— begin —

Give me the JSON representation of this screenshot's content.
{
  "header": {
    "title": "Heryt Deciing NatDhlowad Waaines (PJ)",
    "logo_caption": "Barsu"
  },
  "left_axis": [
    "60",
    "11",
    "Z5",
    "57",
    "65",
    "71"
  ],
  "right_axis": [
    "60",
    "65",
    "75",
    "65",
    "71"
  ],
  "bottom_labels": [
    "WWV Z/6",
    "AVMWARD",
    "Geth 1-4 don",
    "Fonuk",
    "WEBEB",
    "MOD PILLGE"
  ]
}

— end —

Extract the full listing above without alteration.

Completed task.
Give me the JSON representation of this screenshot's content.
{
  "header": {
    "title": "Heryt Deciing NatDhlowad Waaines (PJ)",
    "logo_caption": "Barsu"
  },
  "left_axis": [
    "60",
    "11",
    "Z5",
    "57",
    "65",
    "71"
  ],
  "right_axis": [
    "60",
    "65",
    "75",
    "65",
    "71"
  ],
  "bottom_labels": [
    "WWV Z/6",
    "AVMWARD",
    "Geth 1-4 don",
    "Fonuk",
    "WEBEB",
    "MOD PILLGE"
  ]
}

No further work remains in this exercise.